Provided text.
Might wind up doing so eventually but for now I was considering reusing it and wanted to preserve the neck finish as much as possible - my experience from removing and reglueing fretboards is that it's hard to remove the FB w/o some finish boo boos. About 20 years ago I used to get $10 from a local music store to set up new Yamahas that came in - pretty lucrative as most need no work but some needed more. Then three or four showed up in row with bad truss rod threads already "pre-stripped" from the factory . I wound up removing the fret boards and replacing the truss rods sucesfully but spend far more time in refinishing than in repairs - finish work has never been one of my strong points as I'm more a "function" type feller. Didn't get back to the WB last night but will tonight so perhaps I'll get lucky and the truss rod end will slip though.

Rob
Hi Rob , sometimes a truss rod will slip into the s/hole area , all it takes is for someone to drop it on it's butt.If that's the case just bop it with a punch or hunk of wood & hammer , it should slide back into the neck.Len
Take Rusty's Advice and remove the fret board. Because you will likely find out in the end that the neck block was just drild for the trust rod and there is no way for it to come off,I always slot the top and the neck block so it is easy to remove the neck from the body. Good luck Bill.""""""""""
Well folks taking off the fret board wouldn't have solved the problem and just added another repair to restore any use. The neck wasn't held on by a dove tailed joint but instead by four more of less 3/8" dowels. These were placed two in the plane of the fret board and two across the width of the body - a "T" pattern. Once I got it to slide forward a little it was obvious and I could even stick a screwdriver in to pry without touching finished wood. The truss rod should have been a clue if I hadn't "ass-umed" - remember I noted that it seemed like it wanted to slide out toward the peghead? With the neck off the truss rod slid out as it was a square aluminum channel with the threaded rod working against it.

Once I got the neck off removing the table went very quickly using a heat gun with a mask and an old oyster knife which works well for these situations. The top was three ply - spruce, then spruce @ 90 degrees, and then a "mahogany" layer. The bracing was spruce and actually pretty good while the bridge backing plate was spruce.

Record list.
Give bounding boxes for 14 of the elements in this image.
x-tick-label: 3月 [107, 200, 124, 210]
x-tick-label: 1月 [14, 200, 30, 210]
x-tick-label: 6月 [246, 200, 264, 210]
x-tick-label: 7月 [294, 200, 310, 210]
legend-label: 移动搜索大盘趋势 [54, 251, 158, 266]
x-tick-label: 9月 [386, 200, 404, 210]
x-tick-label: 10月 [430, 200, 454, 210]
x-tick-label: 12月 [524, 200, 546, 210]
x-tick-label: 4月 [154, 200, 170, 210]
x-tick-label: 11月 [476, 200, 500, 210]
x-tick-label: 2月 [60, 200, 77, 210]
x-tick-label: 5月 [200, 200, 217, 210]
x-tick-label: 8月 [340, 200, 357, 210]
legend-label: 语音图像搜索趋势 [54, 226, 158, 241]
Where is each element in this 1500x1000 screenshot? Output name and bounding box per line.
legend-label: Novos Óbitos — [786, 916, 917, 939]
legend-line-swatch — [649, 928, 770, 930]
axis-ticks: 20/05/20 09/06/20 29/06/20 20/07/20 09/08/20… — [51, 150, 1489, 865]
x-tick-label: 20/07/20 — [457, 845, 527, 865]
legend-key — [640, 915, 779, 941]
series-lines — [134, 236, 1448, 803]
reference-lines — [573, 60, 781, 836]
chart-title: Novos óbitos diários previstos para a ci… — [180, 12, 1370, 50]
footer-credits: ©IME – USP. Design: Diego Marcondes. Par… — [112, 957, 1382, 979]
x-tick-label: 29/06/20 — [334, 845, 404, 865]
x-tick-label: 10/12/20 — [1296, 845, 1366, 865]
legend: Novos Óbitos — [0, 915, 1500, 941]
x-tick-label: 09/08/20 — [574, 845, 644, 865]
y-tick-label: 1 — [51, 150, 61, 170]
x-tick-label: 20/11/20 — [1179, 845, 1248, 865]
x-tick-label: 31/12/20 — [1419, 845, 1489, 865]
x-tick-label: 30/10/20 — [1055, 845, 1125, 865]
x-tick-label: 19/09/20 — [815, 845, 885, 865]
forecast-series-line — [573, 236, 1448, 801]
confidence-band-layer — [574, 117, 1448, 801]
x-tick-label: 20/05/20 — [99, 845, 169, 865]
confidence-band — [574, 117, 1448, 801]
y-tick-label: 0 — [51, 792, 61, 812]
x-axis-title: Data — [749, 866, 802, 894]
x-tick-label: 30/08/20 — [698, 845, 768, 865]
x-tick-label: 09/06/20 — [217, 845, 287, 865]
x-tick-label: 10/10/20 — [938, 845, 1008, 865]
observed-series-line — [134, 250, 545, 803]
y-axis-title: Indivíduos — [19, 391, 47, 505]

Required work.
(a) Print the guitar repair thread between "Might wind up" and "will slip though.", inclusive.
(b) In the guitar repair thread, what tool was used along with a heat gun to remove the table?
(c) Please pick up the guitar repair thread after its last sentence and keep writing.
The data was taken from a separate source.

Exercise results.
(a)
Might wind up doing so eventually but for now I was considering reusing it and wanted to preserve the neck finish as much as possible - my experience from removing and reglueing fretboards is that it's hard to remove the FB w/o some finish boo boos. About 20 years ago I used to get $10 from a local music store to set up new Yamahas that came in - pretty lucrative as most need no work but some needed more. Then three or four showed up in row with bad truss rod threads already "pre-stripped" from the factory . I wound up removing the fret boards and replacing the truss rods sucesfully but spend far more time in refinishing than in repairs - finish work has never been one of my strong points as I'm more a "function" type feller. Didn't get back to the WB last night but will tonight so perhaps I'll get lucky and the truss rod end will slip though.

(b) An old oyster knife.

(c)
Kinda strange that the construction was actually pretty good while the materials were low quality - the neck, FC, machines, and truss rod of good quality and well put together. While I still haven't made my mind up what to do with the parts the neck may be worth doing something with. But as far as neck setting practice I wanted to tackle a DT joint.

Ah well, thanks for all the suggestions.

Rob
Rob,

If you decide to put the guitar back together, here's what I did. My first try at a neck removal was on an Aria 12 string and I found the same neck joint...it was glued on with 5 wood dowels.


With nothing to lose, I decided to reset the neck angle, drill out the center dowel, and install a hangar bolt into the neck heel. The bolt helped to hold the neck onto the body when I reglued it using the remaining 4 dowels. It came out pretty good, although I made a rookie mistake in not scoring the neck joint before removal.
Mike.,this is more of less what I was thinking about if I reset the neck - bolting - but I had not though as far along and was actually condsidering replacing the dowels with some tempered aluminum alloy rods I salvaged from a mainframe computer to create an easy bolt on/off neck. But as I stated this was really just a resetting practice exercise - the guitar's neck didn't actually need to be reset but the table did need replacement if anything could be salvaged so the neck would have to be removed for that operation. Now I have to decide whether I want to really put any cash into making a new table although I might do another repair practice in the spirit of Dr. Victor Frankenstein and see if I can salvage the table from another junker - but other paying projects await so this goes back on hold.

Rob
Hi Rob,

Now it's possible that I am being obtuse, but I'm not familiar with the term 'table'. However, I take it to mean the part of the top that the fingerboard is connected to. If that is the case, I'm having a hard time visualizing this in my head - replacing a part of the top that apparently has no structural damage?
"Table" and "top" are synonyms as is "top plate" - which in context might wind up as solely "plate." As best I know "table" is an older term that I got from violin makers. There are probably dozens of other descriptors of instrument parts.

Rob
Right on, I wasn't trying to argue semantics with you. The connotation that I had of table was just the part of the top under the fingerboard, I guess I should have assumed that you meant the entire top, that would make more sense.